Begin DATA LISTING

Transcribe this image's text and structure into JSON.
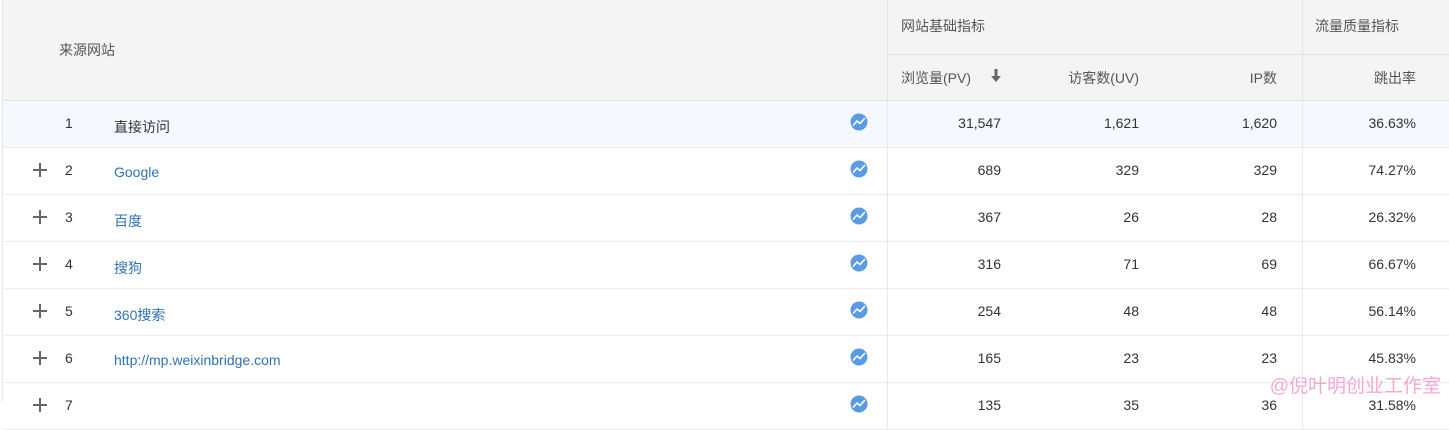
{
  "header": {
    "source_col": "来源网站",
    "group_basic": "网站基础指标",
    "group_quality": "流量质量指标",
    "pv": "浏览量(PV)",
    "uv": "访客数(UV)",
    "ip": "IP数",
    "bounce": "跳出率"
  },
  "rows": [
    {
      "index": "1",
      "source": "直接访问",
      "pv": "31,547",
      "uv": "1,621",
      "ip": "1,620",
      "bounce": "36.63%"
    },
    {
      "index": "2",
      "source": "Google",
      "pv": "689",
      "uv": "329",
      "ip": "329",
      "bounce": "74.27%"
    },
    {
      "index": "3",
      "source": "百度",
      "pv": "367",
      "uv": "26",
      "ip": "28",
      "bounce": "26.32%"
    },
    {
      "index": "4",
      "source": "搜狗",
      "pv": "316",
      "uv": "71",
      "ip": "69",
      "bounce": "66.67%"
    },
    {
      "index": "5",
      "source": "360搜索",
      "pv": "254",
      "uv": "48",
      "ip": "48",
      "bounce": "56.14%"
    },
    {
      "index": "6",
      "source": "http://mp.weixinbridge.com",
      "pv": "165",
      "uv": "23",
      "ip": "23",
      "bounce": "45.83%"
    },
    {
      "index": "7",
      "source": "",
      "pv": "135",
      "uv": "35",
      "ip": "36",
      "bounce": "31.58%"
    }
  ],
  "watermark": "@倪叶明创业工作室",
  "colors": {
    "link": "#2f73b8",
    "header_bg": "#f4f4f4",
    "selected_row": "#f6f8ff",
    "trend_icon": "#5b9be6"
  }
}
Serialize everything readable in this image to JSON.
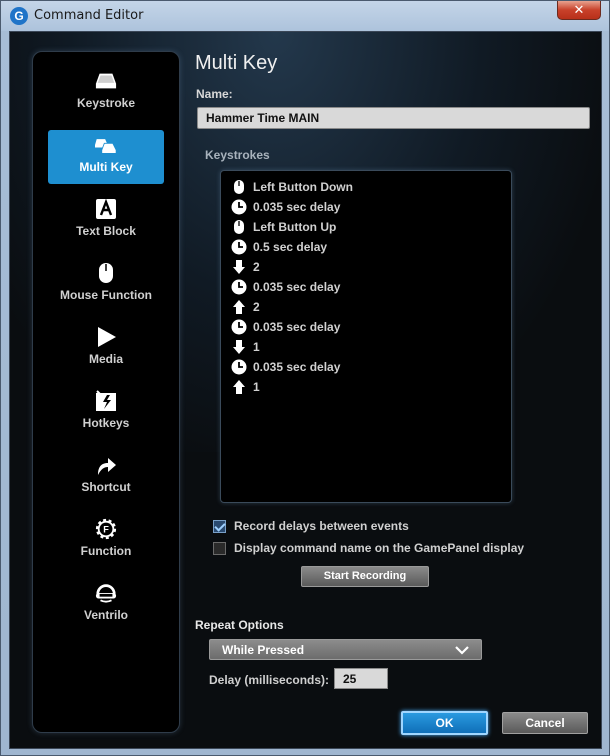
{
  "window": {
    "title": "Command Editor",
    "logo": "G",
    "close_label": "✕"
  },
  "sidebar": {
    "items": [
      {
        "label": "Keystroke",
        "icon": "key-icon",
        "active": false
      },
      {
        "label": "Multi Key",
        "icon": "multi-key-icon",
        "active": true
      },
      {
        "label": "Text Block",
        "icon": "text-block-icon",
        "active": false
      },
      {
        "label": "Mouse Function",
        "icon": "mouse-icon",
        "active": false
      },
      {
        "label": "Media",
        "icon": "play-icon",
        "active": false
      },
      {
        "label": "Hotkeys",
        "icon": "hotkey-icon",
        "active": false
      },
      {
        "label": "Shortcut",
        "icon": "shortcut-arrow-icon",
        "active": false
      },
      {
        "label": "Function",
        "icon": "function-gear-icon",
        "active": false
      },
      {
        "label": "Ventrilo",
        "icon": "headset-icon",
        "active": false
      }
    ]
  },
  "main": {
    "heading": "Multi Key",
    "name_label": "Name:",
    "name_value": "Hammer Time MAIN",
    "keystrokes_label": "Keystrokes",
    "keystrokes": [
      {
        "icon": "mouse-icon",
        "text": "Left Button Down"
      },
      {
        "icon": "clock-icon",
        "text": "0.035 sec delay"
      },
      {
        "icon": "mouse-icon",
        "text": "Left Button Up"
      },
      {
        "icon": "clock-icon",
        "text": "0.5 sec delay"
      },
      {
        "icon": "arrow-down-icon",
        "text": "2"
      },
      {
        "icon": "clock-icon",
        "text": "0.035 sec delay"
      },
      {
        "icon": "arrow-up-icon",
        "text": "2"
      },
      {
        "icon": "clock-icon",
        "text": "0.035 sec delay"
      },
      {
        "icon": "arrow-down-icon",
        "text": "1"
      },
      {
        "icon": "clock-icon",
        "text": "0.035 sec delay"
      },
      {
        "icon": "arrow-up-icon",
        "text": "1"
      }
    ],
    "record_delays": {
      "label": "Record delays between events",
      "checked": true
    },
    "display_name": {
      "label": "Display command name on the GamePanel display",
      "checked": false
    },
    "start_recording": "Start Recording"
  },
  "repeat": {
    "label": "Repeat Options",
    "selected": "While Pressed",
    "delay_label": "Delay (milliseconds):",
    "delay_value": "25"
  },
  "footer": {
    "ok": "OK",
    "cancel": "Cancel"
  },
  "colors": {
    "accent": "#1e8fd0",
    "background": "#000000",
    "text": "#d0d0d0"
  }
}
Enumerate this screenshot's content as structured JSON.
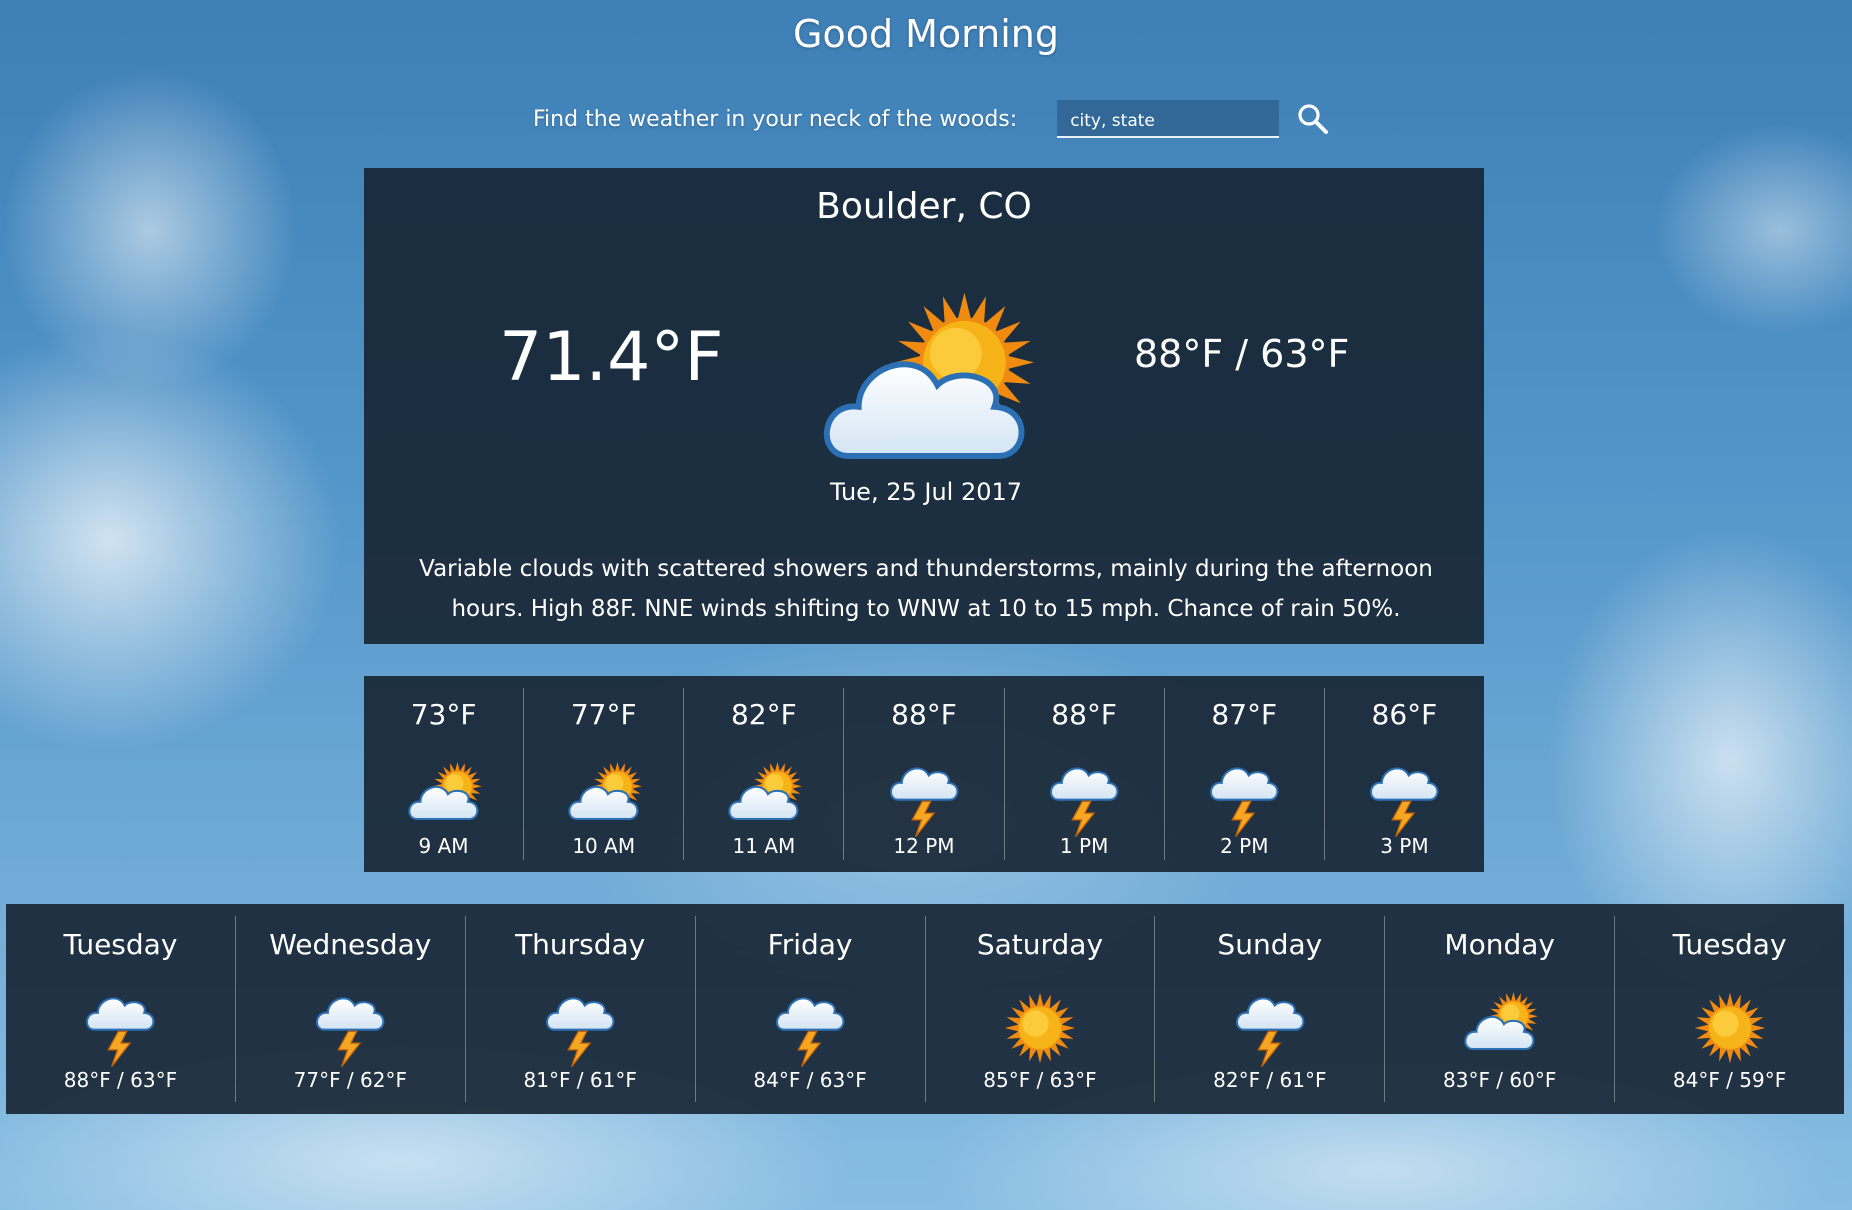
{
  "header": {
    "greeting": "Good Morning",
    "search_prompt": "Find the weather in your neck of the woods:",
    "search_placeholder": "city, state",
    "search_icon": "search-icon"
  },
  "current": {
    "city": "Boulder, CO",
    "temperature": "71.4°F",
    "icon": "partly-cloudy-icon",
    "hi_lo": "88°F / 63°F",
    "date": "Tue, 25 Jul 2017",
    "summary": "Variable clouds with scattered showers and thunderstorms, mainly during the afternoon hours. High 88F. NNE winds shifting to WNW at 10 to 15 mph. Chance of rain 50%."
  },
  "hourly": [
    {
      "temp": "73°F",
      "time": "9 AM",
      "icon": "partly-cloudy-icon"
    },
    {
      "temp": "77°F",
      "time": "10 AM",
      "icon": "partly-cloudy-icon"
    },
    {
      "temp": "82°F",
      "time": "11 AM",
      "icon": "partly-cloudy-icon"
    },
    {
      "temp": "88°F",
      "time": "12 PM",
      "icon": "thunderstorm-icon"
    },
    {
      "temp": "88°F",
      "time": "1 PM",
      "icon": "thunderstorm-icon"
    },
    {
      "temp": "87°F",
      "time": "2 PM",
      "icon": "thunderstorm-icon"
    },
    {
      "temp": "86°F",
      "time": "3 PM",
      "icon": "thunderstorm-icon"
    }
  ],
  "daily": [
    {
      "day": "Tuesday",
      "temps": "88°F / 63°F",
      "icon": "thunderstorm-icon"
    },
    {
      "day": "Wednesday",
      "temps": "77°F / 62°F",
      "icon": "thunderstorm-icon"
    },
    {
      "day": "Thursday",
      "temps": "81°F / 61°F",
      "icon": "thunderstorm-icon"
    },
    {
      "day": "Friday",
      "temps": "84°F / 63°F",
      "icon": "thunderstorm-icon"
    },
    {
      "day": "Saturday",
      "temps": "85°F / 63°F",
      "icon": "sunny-icon"
    },
    {
      "day": "Sunday",
      "temps": "82°F / 61°F",
      "icon": "thunderstorm-icon"
    },
    {
      "day": "Monday",
      "temps": "83°F / 60°F",
      "icon": "partly-cloudy-icon"
    },
    {
      "day": "Tuesday",
      "temps": "84°F / 59°F",
      "icon": "sunny-icon"
    }
  ],
  "colors": {
    "panel_bg": "#162432",
    "sky_top": "#3e7fb6",
    "sky_bottom": "#87bde2",
    "sun": "#f7b418",
    "bolt": "#f5a623"
  }
}
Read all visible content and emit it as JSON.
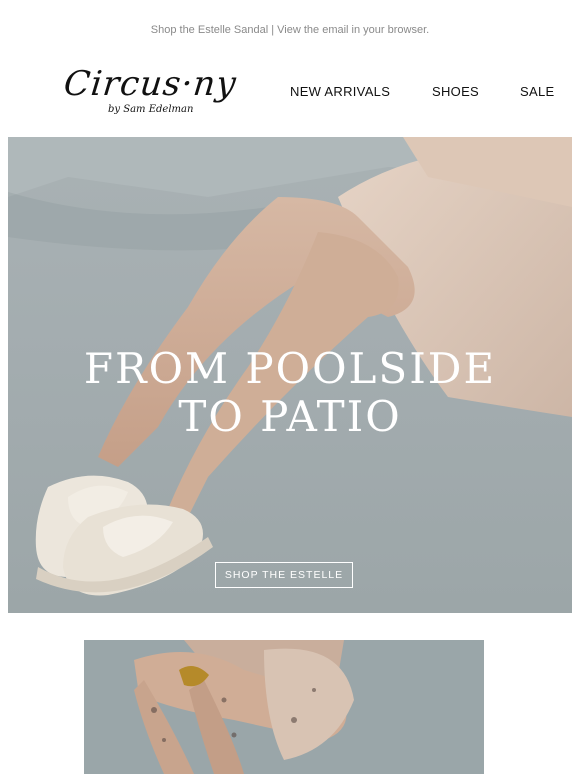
{
  "preheader": {
    "shop_link": "Shop the Estelle Sandal",
    "separator": " | ",
    "browser_link": "View the email in your browser."
  },
  "logo": {
    "main": "Circus·ny",
    "sub": "by Sam Edelman"
  },
  "nav": {
    "new_arrivals": "NEW ARRIVALS",
    "shoes": "SHOES",
    "sale": "SALE"
  },
  "hero": {
    "title_line1": "FROM POOLSIDE",
    "title_line2": "TO PATIO",
    "cta": "SHOP THE ESTELLE"
  },
  "colors": {
    "background": "#ffffff",
    "text": "#111111",
    "muted": "#8a8a8a",
    "hero_bg": "#a4adb0",
    "hero_text": "#ffffff"
  }
}
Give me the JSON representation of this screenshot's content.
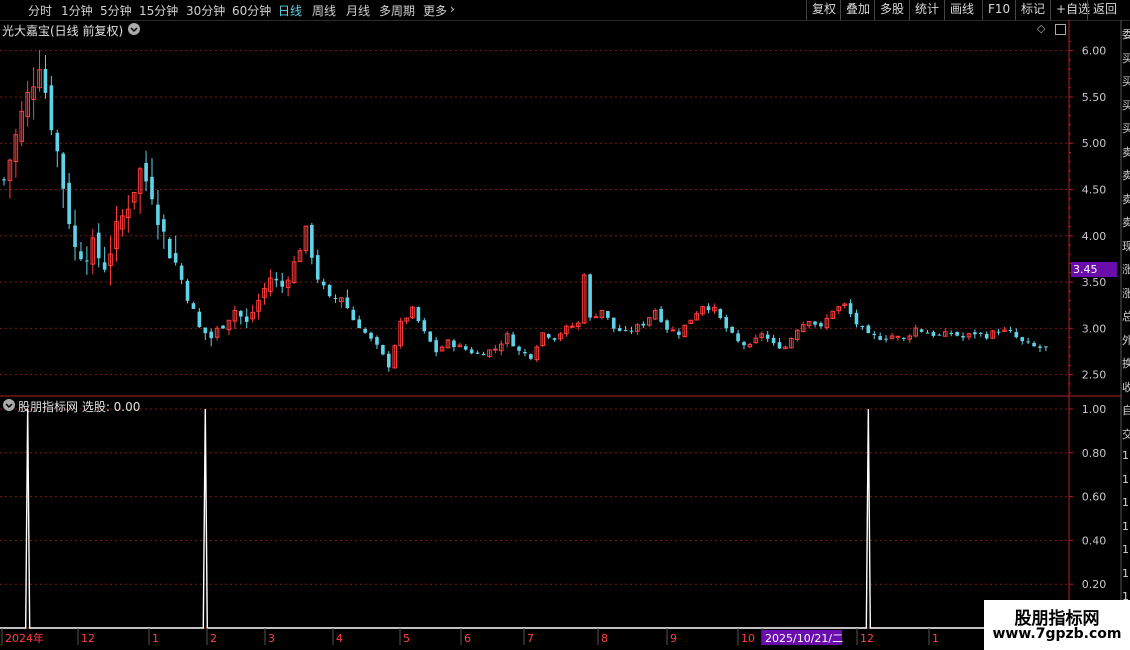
{
  "toolbar": {
    "periods": [
      "分时",
      "1分钟",
      "5分钟",
      "15分钟",
      "30分钟",
      "60分钟",
      "日线",
      "周线",
      "月线",
      "多周期",
      "更多"
    ],
    "active_period": "日线",
    "more_icon": "chevron-right-icon",
    "right_buttons": [
      "复权",
      "叠加",
      "多股",
      "统计",
      "画线",
      "F10",
      "标记",
      "+自选",
      "返回"
    ]
  },
  "main_panel": {
    "title": "光大嘉宝(日线 前复权)",
    "title_icon": "chevron-down-icon",
    "corner_icon": "diamond-icon",
    "current_price_tag": "3.45",
    "current_price_tag_color": "#6a0dad"
  },
  "indicator_panel": {
    "title": "股朋指标网 选股: 0.00",
    "title_icon": "chevron-down-icon"
  },
  "x_axis": {
    "labels": [
      "2024年",
      "12",
      "1",
      "2",
      "3",
      "4",
      "5",
      "6",
      "7",
      "8",
      "9",
      "10",
      "2025/10/21/二",
      "12",
      "1"
    ],
    "highlight_label": "2025/10/21/二"
  },
  "watermark": {
    "title": "股朋指标网",
    "url": "www.7gpzb.com"
  },
  "right_edge_glyphs": [
    "委",
    "买",
    "买",
    "买",
    "买",
    "卖",
    "卖",
    "卖",
    "卖",
    "现",
    "涨",
    "涨",
    "总",
    "外",
    "换",
    "收",
    "自",
    "交",
    "1",
    "1",
    "1",
    "1",
    "1",
    "1",
    "1"
  ],
  "colors": {
    "up": "#ff3d3d",
    "down": "#5fd4e8",
    "grid": "#7a1a1a",
    "axis": "#b02020",
    "signal": "#ffffff",
    "active_tab": "#5fd4e8"
  },
  "chart_data": [
    {
      "type": "candlestick",
      "title": "光大嘉宝(日线 前复权)",
      "y_ticks": [
        6.0,
        5.5,
        5.0,
        4.5,
        4.0,
        3.5,
        3.0,
        2.5
      ],
      "y_tick_labels": [
        "6.00",
        "5.50",
        "5.00",
        "4.50",
        "4.00",
        "3.50",
        "3.00",
        "2.50"
      ],
      "ylim": [
        2.28,
        6.18
      ],
      "x_tick_labels": [
        "2024年",
        "12",
        "1",
        "2",
        "3",
        "4",
        "5",
        "6",
        "7",
        "8",
        "9",
        "10",
        "2025/10/21/二",
        "12",
        "1"
      ],
      "last_close": 3.45,
      "close_path": [
        [
          0,
          4.6
        ],
        [
          3,
          5.3
        ],
        [
          6,
          5.9
        ],
        [
          9,
          4.9
        ],
        [
          12,
          3.85
        ],
        [
          15,
          3.85
        ],
        [
          17,
          3.7
        ],
        [
          20,
          4.2
        ],
        [
          23,
          4.7
        ],
        [
          25,
          4.5
        ],
        [
          27,
          4.0
        ],
        [
          29,
          3.7
        ],
        [
          31,
          3.35
        ],
        [
          33,
          3.0
        ],
        [
          35,
          2.9
        ],
        [
          37,
          3.05
        ],
        [
          39,
          3.2
        ],
        [
          41,
          3.05
        ],
        [
          43,
          3.3
        ],
        [
          45,
          3.55
        ],
        [
          47,
          3.45
        ],
        [
          49,
          3.7
        ],
        [
          51,
          4.05
        ],
        [
          53,
          3.55
        ],
        [
          55,
          3.3
        ],
        [
          57,
          3.35
        ],
        [
          59,
          3.1
        ],
        [
          61,
          2.95
        ],
        [
          63,
          2.8
        ],
        [
          65,
          2.6
        ],
        [
          67,
          3.05
        ],
        [
          69,
          3.2
        ],
        [
          71,
          2.95
        ],
        [
          73,
          2.75
        ],
        [
          75,
          2.85
        ],
        [
          77,
          2.8
        ],
        [
          80,
          2.72
        ],
        [
          83,
          2.78
        ],
        [
          85,
          2.92
        ],
        [
          87,
          2.75
        ],
        [
          89,
          2.7
        ],
        [
          91,
          2.95
        ],
        [
          93,
          2.9
        ],
        [
          95,
          3.0
        ],
        [
          97,
          3.05
        ],
        [
          98,
          3.6
        ],
        [
          99,
          3.1
        ],
        [
          101,
          3.2
        ],
        [
          103,
          3.0
        ],
        [
          105,
          2.95
        ],
        [
          108,
          3.05
        ],
        [
          110,
          3.2
        ],
        [
          112,
          3.0
        ],
        [
          114,
          2.95
        ],
        [
          116,
          3.1
        ],
        [
          118,
          3.25
        ],
        [
          120,
          3.2
        ],
        [
          122,
          3.0
        ],
        [
          124,
          2.85
        ],
        [
          126,
          2.8
        ],
        [
          128,
          2.95
        ],
        [
          130,
          2.82
        ],
        [
          132,
          2.8
        ],
        [
          134,
          3.0
        ],
        [
          136,
          3.1
        ],
        [
          138,
          3.0
        ],
        [
          140,
          3.2
        ],
        [
          142,
          3.25
        ],
        [
          144,
          3.05
        ],
        [
          146,
          2.92
        ],
        [
          148,
          2.9
        ],
        [
          150,
          2.92
        ],
        [
          152,
          2.88
        ],
        [
          154,
          3.0
        ],
        [
          156,
          2.95
        ],
        [
          158,
          2.92
        ],
        [
          160,
          2.95
        ],
        [
          162,
          2.9
        ],
        [
          164,
          2.95
        ],
        [
          166,
          2.92
        ],
        [
          168,
          2.98
        ],
        [
          170,
          2.95
        ],
        [
          172,
          2.85
        ],
        [
          174,
          2.8
        ],
        [
          176,
          2.78
        ]
      ],
      "candle_count": 177
    },
    {
      "type": "line",
      "title": "股朋指标网 选股: 0.00",
      "series": [
        {
          "name": "选股",
          "spike_indices": [
            4,
            34,
            146
          ],
          "baseline": 0,
          "spike_value": 1.0
        }
      ],
      "y_ticks": [
        1.0,
        0.8,
        0.6,
        0.4,
        0.2
      ],
      "y_tick_labels": [
        "1.00",
        "0.80",
        "0.60",
        "0.40",
        "0.20"
      ],
      "ylim": [
        0,
        1.05
      ]
    }
  ]
}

End DATA LISTING

PROBLEM =>
Copy every line of the records above that holds the word "your".

WRITTEN REPLY =>
    "search_prompt": "Find the weather in your neck of the woods:",
    "browser_link": "View the email in your browser."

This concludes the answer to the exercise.